+++ Records for this task +++

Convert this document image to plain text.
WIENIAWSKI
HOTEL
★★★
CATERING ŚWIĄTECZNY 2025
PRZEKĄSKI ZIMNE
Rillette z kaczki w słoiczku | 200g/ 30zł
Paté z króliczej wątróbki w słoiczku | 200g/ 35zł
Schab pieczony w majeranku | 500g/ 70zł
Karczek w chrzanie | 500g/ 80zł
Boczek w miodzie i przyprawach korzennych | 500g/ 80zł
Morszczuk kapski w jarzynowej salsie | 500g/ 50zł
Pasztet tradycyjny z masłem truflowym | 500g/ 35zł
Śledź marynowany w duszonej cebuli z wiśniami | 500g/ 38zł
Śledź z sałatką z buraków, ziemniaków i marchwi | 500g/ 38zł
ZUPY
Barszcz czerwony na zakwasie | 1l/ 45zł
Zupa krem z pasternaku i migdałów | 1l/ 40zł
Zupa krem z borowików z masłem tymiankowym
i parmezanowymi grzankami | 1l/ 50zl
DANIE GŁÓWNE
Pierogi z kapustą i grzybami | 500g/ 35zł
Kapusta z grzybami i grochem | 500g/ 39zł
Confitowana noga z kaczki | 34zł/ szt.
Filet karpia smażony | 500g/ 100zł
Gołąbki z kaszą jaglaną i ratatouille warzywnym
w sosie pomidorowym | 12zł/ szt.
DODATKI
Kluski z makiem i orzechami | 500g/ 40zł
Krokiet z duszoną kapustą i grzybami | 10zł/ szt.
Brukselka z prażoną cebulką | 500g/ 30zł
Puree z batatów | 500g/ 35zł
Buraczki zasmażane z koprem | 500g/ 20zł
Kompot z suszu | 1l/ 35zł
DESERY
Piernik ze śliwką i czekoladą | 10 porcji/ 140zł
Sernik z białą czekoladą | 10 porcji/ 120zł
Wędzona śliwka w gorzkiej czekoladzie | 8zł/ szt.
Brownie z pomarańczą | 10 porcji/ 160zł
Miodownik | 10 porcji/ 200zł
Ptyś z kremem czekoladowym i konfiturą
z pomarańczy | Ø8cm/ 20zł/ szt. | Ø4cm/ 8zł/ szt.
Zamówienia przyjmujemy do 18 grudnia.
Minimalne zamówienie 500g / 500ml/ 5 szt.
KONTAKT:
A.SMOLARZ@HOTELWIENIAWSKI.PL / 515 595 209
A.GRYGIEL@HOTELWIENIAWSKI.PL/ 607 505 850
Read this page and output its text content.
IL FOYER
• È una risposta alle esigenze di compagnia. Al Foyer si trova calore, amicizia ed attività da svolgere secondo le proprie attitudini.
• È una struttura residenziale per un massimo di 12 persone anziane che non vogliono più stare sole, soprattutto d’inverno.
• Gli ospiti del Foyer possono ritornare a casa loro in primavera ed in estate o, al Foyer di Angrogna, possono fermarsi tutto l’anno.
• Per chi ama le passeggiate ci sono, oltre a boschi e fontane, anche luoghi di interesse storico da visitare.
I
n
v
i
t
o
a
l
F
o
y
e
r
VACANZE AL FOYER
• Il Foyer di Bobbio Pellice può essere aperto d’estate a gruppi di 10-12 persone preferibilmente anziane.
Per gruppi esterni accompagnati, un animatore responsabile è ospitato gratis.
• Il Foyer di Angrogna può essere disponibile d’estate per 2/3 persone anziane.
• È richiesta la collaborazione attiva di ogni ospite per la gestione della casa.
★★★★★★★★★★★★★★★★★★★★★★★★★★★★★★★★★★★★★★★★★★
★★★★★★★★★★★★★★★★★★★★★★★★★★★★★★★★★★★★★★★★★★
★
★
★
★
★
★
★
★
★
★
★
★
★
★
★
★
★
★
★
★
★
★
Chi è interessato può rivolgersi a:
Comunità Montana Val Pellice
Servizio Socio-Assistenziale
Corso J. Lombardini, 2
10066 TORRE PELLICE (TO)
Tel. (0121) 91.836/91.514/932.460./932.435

+++

Using the records above, find and show each line with the string "masłem".

Pasztet tradycyjny z masłem truflowym | 500g/ 35zł
Zupa krem z borowików z masłem tymiankowym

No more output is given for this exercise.